Identify the lines holding "handle" and copy them.

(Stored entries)
========================

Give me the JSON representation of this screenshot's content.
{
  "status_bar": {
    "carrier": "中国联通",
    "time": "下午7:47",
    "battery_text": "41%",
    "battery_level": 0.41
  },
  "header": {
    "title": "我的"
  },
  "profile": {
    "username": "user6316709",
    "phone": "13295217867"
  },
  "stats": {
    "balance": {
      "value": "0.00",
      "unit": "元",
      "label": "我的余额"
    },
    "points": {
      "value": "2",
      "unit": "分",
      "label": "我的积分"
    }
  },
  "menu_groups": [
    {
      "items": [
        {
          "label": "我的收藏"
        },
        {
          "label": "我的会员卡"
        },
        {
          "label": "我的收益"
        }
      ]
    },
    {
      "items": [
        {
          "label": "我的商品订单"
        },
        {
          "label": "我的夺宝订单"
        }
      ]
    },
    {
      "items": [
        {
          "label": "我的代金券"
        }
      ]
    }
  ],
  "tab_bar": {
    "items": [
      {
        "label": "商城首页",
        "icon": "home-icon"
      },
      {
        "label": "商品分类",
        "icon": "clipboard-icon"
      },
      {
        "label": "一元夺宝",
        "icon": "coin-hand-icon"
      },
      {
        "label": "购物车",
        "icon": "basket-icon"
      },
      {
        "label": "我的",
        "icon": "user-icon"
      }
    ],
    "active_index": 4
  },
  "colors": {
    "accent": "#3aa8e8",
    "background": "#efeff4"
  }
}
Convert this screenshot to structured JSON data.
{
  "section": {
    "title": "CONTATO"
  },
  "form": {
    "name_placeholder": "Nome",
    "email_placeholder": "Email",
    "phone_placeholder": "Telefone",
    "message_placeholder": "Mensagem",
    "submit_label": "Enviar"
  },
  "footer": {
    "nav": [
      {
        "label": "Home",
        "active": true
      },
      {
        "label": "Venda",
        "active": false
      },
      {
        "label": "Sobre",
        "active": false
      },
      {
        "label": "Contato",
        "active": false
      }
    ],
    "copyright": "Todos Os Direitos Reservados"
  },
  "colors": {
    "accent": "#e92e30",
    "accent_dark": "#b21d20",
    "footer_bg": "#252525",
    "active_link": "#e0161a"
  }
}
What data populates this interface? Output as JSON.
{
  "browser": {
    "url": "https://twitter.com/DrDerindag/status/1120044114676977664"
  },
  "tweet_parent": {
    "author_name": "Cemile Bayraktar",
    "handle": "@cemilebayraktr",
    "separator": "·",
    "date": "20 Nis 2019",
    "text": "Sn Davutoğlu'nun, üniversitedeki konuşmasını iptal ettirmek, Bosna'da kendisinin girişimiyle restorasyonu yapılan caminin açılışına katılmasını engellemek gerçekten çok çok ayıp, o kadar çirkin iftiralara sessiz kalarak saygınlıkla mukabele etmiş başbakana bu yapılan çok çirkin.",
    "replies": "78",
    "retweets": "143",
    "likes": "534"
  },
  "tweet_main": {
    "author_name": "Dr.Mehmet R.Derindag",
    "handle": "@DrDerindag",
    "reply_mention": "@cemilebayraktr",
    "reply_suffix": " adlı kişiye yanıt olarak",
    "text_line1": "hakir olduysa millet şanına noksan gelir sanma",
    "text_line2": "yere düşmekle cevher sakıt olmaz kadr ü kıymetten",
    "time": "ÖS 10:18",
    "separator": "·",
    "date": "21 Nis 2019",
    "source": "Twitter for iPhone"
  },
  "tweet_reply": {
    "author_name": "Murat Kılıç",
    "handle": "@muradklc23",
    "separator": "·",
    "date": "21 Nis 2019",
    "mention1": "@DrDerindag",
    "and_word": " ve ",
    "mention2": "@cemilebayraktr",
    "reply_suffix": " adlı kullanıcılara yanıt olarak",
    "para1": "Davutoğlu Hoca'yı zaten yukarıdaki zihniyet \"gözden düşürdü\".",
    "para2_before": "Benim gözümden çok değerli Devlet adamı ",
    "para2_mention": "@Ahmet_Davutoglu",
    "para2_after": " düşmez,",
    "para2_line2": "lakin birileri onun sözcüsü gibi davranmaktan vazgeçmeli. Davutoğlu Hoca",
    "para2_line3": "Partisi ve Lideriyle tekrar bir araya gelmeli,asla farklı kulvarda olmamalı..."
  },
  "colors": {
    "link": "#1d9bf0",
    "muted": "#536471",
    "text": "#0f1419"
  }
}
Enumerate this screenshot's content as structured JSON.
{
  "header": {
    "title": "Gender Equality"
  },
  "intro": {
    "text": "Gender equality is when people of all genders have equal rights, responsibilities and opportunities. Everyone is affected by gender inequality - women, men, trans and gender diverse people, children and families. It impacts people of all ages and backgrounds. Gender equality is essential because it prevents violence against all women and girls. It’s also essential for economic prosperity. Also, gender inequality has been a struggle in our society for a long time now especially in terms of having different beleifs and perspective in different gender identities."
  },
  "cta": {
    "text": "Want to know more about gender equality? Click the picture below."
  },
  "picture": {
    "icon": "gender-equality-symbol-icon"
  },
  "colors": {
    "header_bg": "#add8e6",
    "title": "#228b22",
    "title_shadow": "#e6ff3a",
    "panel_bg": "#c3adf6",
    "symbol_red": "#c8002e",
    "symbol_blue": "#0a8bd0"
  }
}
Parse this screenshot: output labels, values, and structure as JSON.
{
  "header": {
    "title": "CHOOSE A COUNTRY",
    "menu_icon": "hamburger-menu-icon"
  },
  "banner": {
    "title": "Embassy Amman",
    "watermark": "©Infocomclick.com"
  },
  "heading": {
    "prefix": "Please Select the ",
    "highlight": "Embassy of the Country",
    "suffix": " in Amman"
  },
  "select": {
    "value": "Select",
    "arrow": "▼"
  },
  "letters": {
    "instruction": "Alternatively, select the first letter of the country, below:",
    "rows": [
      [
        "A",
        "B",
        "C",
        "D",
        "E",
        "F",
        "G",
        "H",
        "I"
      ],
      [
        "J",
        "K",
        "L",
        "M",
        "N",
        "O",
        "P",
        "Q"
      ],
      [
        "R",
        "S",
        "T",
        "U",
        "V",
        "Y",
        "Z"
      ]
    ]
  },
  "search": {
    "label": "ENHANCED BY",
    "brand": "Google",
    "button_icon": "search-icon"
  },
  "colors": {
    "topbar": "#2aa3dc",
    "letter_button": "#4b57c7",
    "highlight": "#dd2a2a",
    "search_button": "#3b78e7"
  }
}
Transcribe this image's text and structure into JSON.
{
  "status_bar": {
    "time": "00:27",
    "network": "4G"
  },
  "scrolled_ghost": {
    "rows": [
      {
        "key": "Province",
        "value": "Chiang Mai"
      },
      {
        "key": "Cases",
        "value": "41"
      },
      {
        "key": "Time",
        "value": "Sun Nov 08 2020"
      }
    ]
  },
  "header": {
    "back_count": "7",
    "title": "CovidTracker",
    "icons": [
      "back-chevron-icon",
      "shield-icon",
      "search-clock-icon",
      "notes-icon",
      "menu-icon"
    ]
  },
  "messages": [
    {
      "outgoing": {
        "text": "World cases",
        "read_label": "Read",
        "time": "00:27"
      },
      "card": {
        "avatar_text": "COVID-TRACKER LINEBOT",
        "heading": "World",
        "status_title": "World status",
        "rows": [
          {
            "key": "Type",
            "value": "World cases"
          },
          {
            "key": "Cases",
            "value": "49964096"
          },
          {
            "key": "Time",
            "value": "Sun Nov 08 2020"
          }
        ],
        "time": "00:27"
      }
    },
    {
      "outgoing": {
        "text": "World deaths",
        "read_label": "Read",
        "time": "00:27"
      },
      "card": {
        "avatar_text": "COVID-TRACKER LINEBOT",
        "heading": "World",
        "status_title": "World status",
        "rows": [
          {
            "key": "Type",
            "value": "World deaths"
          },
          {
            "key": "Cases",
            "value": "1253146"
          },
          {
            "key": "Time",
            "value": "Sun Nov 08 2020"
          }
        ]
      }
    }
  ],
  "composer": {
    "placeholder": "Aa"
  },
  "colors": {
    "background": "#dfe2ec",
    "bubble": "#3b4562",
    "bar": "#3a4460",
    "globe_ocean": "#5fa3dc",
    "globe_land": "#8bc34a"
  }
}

========================

Exercise result
    "handle": "@cemilebayraktr",
    "handle": "@DrDerindag",
    "handle": "@muradklc23",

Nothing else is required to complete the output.